-
Ben Nadel
A little bit about me...
-
Chief Software Engineer, Epicenter
-
Author of The Blog of Ben Nadel
— www.bennadel.com
-
Adobe Community Profession
-
Adobe Certified ColdFusion Developer
-
Co-Manager New York CFUG
-
ColdFusion, XHTML, CSS, jQuery
-
First Things First...
Regular Expressions Are
Awesome!
-
What Are Regular Expressions?
-
A way of describing patterns in text
-
What Can We Do With Regular Expressions?
-
Gather text
-
Replace / Transform text
-
Search / Validate text
-
Where Can We Use Regular Expressions?
Everywhere!
-
ColdFusion Gives Us Three Options
-
Native ColdFusion RegEx Engine
-
reFind(), reReplace(), reMatch(), CFParam, CFProperty
-
Java RegEx Engine
-
.NET RegEx Engine
-
Not All Engines Are Created Equal
-
Each engine is a "flavor" of Regular Expressions
-
Javascript « ColdFusion « Java
-
Before We Get Technical
Regular Expressions Are
NOT
Meant To Be Read
-
Basic Regular Expression Components
-
Character Literals
-
Special Characters / Metacharacters
-
Character Classes
-
Short-Hand Classes
-
Non-printable Characters and Anchors
-
Quantifiers
-
Alternation And Grouping
-
Character Literals
-
Most characters match themselves
-
A matches "A"
-
B matches "B"
-
ColdFusion matches "ColdFusion"
-
Ooops, I did it again! matches "Ooops, I did it again!"
-
Character Literal Examples
ben
matches
I like watching benevolent Ben benchpress.
-
Character Literal Examples
word.
matches
I like cools words. Zoftig is a cool word.
-
Special Characters / Metacharacters
-
Most characters are literals
-
About ~13 are special
-
[
\
^
$
.
|
?
*
+
{
}
(
)
-
These can be escaped with \
-
Special Character Examples
\$9\.95
matches
That burrito costs $9.95. Delicious!
-
Special Character Examples
c:\\app\\log\.txt
matches
The log file is located at c:\app\log.txt.
-
Important Note On Escaping "\"
-
Some languages see "\" as a special string character
-
ColdFusion does NOT
-
"\$12\.95"
-
"C:\\ColdFusion9\\"
-
Javascript DOES
-
"\\$12\\.95"
-
"C:\\\\ColdFusion9\\\\"
-
Character Classes / Sets
-
[ ... ] defines a set of characters
-
[aeiou] - Matches any vowel
-
[^ ... ] defines a negated set of characters
-
[^aeiou] - Matches anything but a vowel
-
Can define character ranges using dash
-
[a-zA-Z] - Matches any letter
-
[^0-9] - Matches anything but a digit
-
Character Class Examples
[0-9\-]
matches
Give me a call - my number is 917-555-1234.

▶ _Problems_:
1/ In the regular expressions slides, about how many characters are listed as special?
2/ Pick up the regular expressions slides where they stop, in the same slide-by-slide style.

▶ _Stored data_:
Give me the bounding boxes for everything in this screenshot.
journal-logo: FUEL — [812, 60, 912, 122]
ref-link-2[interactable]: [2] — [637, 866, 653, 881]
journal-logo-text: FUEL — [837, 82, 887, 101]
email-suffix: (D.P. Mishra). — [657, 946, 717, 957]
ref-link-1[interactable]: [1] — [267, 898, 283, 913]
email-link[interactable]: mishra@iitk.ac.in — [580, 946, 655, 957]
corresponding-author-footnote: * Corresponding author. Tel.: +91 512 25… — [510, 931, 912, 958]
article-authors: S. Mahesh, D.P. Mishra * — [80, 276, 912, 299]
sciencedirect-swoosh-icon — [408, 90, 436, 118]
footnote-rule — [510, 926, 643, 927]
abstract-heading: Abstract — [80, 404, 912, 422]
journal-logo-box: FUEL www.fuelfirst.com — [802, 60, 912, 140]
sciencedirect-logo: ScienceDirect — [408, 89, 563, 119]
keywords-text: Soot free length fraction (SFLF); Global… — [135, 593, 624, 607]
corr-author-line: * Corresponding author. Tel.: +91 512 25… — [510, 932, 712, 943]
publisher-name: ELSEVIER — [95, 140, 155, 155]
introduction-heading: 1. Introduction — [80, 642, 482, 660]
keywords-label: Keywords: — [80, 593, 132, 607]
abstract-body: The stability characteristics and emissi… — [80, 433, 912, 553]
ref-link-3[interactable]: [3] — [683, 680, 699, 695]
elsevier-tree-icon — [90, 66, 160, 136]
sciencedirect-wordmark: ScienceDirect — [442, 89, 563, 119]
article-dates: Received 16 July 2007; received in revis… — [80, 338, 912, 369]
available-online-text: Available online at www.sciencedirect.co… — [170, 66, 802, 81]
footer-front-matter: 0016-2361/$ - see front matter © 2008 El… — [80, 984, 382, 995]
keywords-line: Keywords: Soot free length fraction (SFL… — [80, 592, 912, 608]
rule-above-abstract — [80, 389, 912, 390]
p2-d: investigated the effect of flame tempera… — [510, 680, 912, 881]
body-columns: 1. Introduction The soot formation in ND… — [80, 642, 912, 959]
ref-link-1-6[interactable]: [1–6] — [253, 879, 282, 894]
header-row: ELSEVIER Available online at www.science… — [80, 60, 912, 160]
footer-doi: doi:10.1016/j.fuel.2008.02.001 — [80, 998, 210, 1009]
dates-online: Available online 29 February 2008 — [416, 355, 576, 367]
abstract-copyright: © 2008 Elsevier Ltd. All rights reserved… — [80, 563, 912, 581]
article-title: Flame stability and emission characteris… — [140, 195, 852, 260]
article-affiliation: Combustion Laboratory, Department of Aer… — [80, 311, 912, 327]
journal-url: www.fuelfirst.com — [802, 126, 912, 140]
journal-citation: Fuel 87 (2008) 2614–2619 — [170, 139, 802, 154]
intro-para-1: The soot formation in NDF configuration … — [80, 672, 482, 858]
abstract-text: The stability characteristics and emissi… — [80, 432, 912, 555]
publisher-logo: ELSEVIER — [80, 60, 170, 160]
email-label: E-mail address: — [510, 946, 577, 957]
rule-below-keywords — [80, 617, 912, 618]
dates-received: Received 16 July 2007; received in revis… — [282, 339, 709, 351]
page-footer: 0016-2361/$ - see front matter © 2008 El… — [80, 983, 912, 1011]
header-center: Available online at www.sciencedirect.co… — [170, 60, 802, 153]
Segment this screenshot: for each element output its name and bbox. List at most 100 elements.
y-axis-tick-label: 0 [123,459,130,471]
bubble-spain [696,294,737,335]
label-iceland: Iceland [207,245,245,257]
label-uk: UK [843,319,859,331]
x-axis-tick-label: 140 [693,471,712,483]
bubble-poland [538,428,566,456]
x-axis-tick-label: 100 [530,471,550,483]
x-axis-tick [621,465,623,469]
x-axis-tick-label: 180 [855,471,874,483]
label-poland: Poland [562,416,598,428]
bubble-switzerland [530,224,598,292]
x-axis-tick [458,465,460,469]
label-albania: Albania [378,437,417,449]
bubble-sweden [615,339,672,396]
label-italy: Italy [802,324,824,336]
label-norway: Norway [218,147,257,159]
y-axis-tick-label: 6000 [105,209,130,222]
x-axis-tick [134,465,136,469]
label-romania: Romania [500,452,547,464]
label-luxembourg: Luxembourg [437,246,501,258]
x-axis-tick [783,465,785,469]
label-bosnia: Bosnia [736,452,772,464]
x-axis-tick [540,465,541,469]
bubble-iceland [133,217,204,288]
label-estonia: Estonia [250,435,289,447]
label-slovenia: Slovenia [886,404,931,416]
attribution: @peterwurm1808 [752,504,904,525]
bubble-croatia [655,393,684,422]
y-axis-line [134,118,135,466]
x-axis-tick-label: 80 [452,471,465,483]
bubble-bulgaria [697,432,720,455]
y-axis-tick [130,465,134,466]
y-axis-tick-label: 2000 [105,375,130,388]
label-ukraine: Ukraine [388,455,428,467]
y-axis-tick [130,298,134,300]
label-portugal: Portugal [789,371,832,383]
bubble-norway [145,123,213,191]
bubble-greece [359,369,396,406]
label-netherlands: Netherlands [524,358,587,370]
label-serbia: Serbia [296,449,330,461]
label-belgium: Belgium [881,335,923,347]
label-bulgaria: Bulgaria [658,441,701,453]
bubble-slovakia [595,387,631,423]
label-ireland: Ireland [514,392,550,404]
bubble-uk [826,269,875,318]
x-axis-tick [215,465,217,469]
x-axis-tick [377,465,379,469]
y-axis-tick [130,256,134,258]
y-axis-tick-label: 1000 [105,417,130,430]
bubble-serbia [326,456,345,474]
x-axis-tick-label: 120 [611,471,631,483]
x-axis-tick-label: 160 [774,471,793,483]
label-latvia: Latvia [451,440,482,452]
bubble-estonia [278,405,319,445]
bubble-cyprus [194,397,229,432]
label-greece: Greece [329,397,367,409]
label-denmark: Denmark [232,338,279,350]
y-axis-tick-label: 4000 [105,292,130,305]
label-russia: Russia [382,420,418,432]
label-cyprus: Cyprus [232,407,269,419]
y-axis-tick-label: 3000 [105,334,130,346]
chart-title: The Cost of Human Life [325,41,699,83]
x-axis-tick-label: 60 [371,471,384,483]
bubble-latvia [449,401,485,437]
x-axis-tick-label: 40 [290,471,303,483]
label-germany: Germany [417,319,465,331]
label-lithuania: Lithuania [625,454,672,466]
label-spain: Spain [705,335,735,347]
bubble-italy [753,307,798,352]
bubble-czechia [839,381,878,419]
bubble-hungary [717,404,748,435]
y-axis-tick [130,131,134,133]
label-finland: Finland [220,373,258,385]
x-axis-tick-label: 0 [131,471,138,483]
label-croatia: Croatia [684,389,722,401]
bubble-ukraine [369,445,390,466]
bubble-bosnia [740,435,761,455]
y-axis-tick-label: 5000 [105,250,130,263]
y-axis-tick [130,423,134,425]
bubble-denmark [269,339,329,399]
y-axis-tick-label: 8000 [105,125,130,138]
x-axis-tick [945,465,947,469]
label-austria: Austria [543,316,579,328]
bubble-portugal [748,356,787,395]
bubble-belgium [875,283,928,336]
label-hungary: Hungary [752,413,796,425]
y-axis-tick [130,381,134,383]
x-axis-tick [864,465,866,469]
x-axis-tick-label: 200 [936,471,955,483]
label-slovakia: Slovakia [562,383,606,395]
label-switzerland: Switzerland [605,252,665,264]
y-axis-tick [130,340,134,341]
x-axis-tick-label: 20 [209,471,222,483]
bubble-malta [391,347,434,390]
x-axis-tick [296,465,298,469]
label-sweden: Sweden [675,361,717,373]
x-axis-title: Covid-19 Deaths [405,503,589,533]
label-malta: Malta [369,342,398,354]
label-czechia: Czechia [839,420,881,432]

▶ _The results_:
1/ About 13.

2/
-
Character Class Examples
[^0-9.]
matches
$1,234,567.89
-
Character Class Joins
-
Set Union
-
Set Intersection
-
[a-z&&[d-f]] - Matches d through f
-
Set Subtraction
-
[a-z&&[^d-f]] - Matches a through c, g through z
-
Short-Hand Classes
-
Match one of several characters
-
. - Any character except new-line*
-
\w - Word character, [A-Za-z0-9_]
-
\d - Digit character, [0-9]
-
\s - Space character, [ \t\r\n]
-
Do NOT match one of several characters
-
\W - Anything but a word character, [^A-Za-z0-9_]
-
\D - Anything but a digit character, [^0-9]
-
\S - Anything but a space character, [^ \t\r\n]
-
Short-Hand Class Examples
\d\d-\d\d-\d\d\d\d
matches
I was born on 09-21-1980 - go Virgos!
-
Short-Hand Class Examples
[^\d.]
matches
$1,234,567.89
-
Short-Hand Class Examples
[\w\W]
matches
Johnny 5 is Alive!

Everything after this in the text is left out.